Using the data beneath, show every line that includes the word "chevron".

---------- Extracted entries ----------

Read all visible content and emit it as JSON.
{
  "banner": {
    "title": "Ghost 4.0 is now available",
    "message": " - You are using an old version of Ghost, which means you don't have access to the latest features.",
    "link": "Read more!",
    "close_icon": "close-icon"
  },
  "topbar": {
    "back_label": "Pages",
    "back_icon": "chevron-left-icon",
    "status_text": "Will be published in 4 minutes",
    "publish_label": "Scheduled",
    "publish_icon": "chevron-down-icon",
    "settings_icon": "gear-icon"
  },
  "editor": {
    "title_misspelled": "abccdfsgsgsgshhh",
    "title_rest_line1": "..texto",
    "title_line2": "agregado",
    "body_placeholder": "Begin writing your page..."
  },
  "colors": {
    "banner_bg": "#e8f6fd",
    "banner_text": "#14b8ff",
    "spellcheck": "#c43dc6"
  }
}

----------

*Expected answer*
    "back_icon": "chevron-left-icon",
    "publish_icon": "chevron-down-icon",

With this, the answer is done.